Output the entries exactly as they appear. Pictures should not be included.
** Input data follows **
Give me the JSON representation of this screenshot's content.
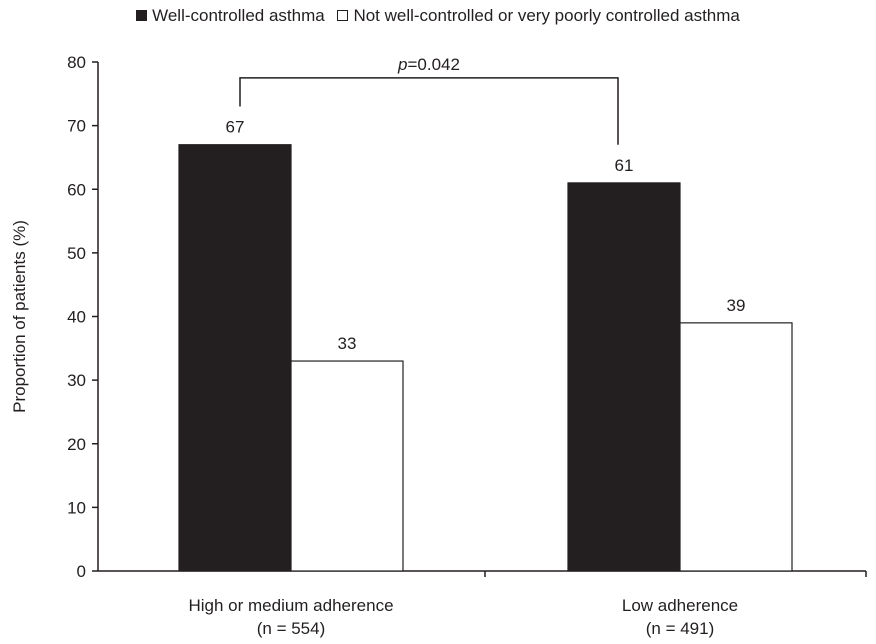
{
  "chart_data": {
    "type": "bar",
    "title": "",
    "xlabel": "",
    "ylabel": "Proportion of patients (%)",
    "ylim": [
      0,
      80
    ],
    "yticks": [
      "0",
      "10",
      "20",
      "30",
      "40",
      "50",
      "60",
      "70",
      "80"
    ],
    "grid": false,
    "legend_position": "top",
    "categories": [
      {
        "label": "High or medium adherence",
        "sublabel": "(n = 554)"
      },
      {
        "label": "Low adherence",
        "sublabel": "(n = 491)"
      }
    ],
    "series": [
      {
        "name": "Well-controlled asthma",
        "color": "#231f20",
        "values": [
          67,
          61
        ],
        "labels": [
          "67",
          "61"
        ]
      },
      {
        "name": "Not well-controlled or very poorly controlled asthma",
        "color": "#ffffff",
        "values": [
          33,
          39
        ],
        "labels": [
          "33",
          "39"
        ]
      }
    ],
    "annotation": {
      "p_symbol": "p",
      "p_value": "=0.042",
      "bracket_level": 77.5,
      "bracket_ends": [
        73,
        67
      ]
    }
  }
}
** End of Input data **
■ Result of the task
Give me the JSON representation of this screenshot's content.
{
  "chart_data": {
    "type": "bar",
    "title": "",
    "xlabel": "",
    "ylabel": "Proportion of patients (%)",
    "ylim": [
      0,
      80
    ],
    "yticks": [
      "0",
      "10",
      "20",
      "30",
      "40",
      "50",
      "60",
      "70",
      "80"
    ],
    "grid": false,
    "legend_position": "top",
    "categories": [
      {
        "label": "High or medium adherence",
        "sublabel": "(n = 554)"
      },
      {
        "label": "Low adherence",
        "sublabel": "(n = 491)"
      }
    ],
    "series": [
      {
        "name": "Well-controlled asthma",
        "color": "#231f20",
        "values": [
          67,
          61
        ],
        "labels": [
          "67",
          "61"
        ]
      },
      {
        "name": "Not well-controlled or very poorly controlled asthma",
        "color": "#ffffff",
        "values": [
          33,
          39
        ],
        "labels": [
          "33",
          "39"
        ]
      }
    ],
    "annotation": {
      "p_symbol": "p",
      "p_value": "=0.042",
      "bracket_level": 77.5,
      "bracket_ends": [
        73,
        67
      ]
    }
  }
}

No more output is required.